Task instructions: Copy each line containing the word "median" from the records that follow, please.

Raw records:
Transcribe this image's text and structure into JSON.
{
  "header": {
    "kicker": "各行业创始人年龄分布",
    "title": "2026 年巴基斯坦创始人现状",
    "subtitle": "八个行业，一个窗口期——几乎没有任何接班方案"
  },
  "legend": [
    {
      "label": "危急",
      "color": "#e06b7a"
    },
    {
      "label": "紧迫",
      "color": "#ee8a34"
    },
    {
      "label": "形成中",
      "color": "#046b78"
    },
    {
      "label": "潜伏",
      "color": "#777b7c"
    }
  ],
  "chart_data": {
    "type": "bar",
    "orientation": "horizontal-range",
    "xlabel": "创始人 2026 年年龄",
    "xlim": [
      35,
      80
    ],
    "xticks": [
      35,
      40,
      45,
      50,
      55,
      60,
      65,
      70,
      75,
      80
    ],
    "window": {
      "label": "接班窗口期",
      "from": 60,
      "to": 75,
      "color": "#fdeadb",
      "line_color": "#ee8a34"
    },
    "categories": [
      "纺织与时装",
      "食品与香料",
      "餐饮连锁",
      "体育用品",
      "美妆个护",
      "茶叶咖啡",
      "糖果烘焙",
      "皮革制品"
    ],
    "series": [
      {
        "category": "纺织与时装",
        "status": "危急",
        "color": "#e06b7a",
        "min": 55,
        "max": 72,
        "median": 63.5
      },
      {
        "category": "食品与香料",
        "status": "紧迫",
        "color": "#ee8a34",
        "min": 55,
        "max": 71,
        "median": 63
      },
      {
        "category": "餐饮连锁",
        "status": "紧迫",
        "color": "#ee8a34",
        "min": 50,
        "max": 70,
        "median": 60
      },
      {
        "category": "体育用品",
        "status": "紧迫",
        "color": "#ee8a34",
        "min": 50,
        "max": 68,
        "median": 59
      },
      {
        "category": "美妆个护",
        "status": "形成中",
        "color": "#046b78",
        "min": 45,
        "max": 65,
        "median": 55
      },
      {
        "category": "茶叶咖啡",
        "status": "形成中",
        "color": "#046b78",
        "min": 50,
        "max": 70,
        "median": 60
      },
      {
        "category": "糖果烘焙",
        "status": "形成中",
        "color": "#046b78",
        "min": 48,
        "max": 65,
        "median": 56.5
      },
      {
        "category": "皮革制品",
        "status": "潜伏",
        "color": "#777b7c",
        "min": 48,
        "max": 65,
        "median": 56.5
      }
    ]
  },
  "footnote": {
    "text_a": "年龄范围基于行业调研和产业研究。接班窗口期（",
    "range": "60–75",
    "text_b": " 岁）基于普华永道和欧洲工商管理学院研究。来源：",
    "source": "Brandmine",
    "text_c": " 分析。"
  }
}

Written answer:
        "median": 63.5
        "median": 63
        "median": 60
        "median": 59
        "median": 55
        "median": 60
        "median": 56.5
        "median": 56.5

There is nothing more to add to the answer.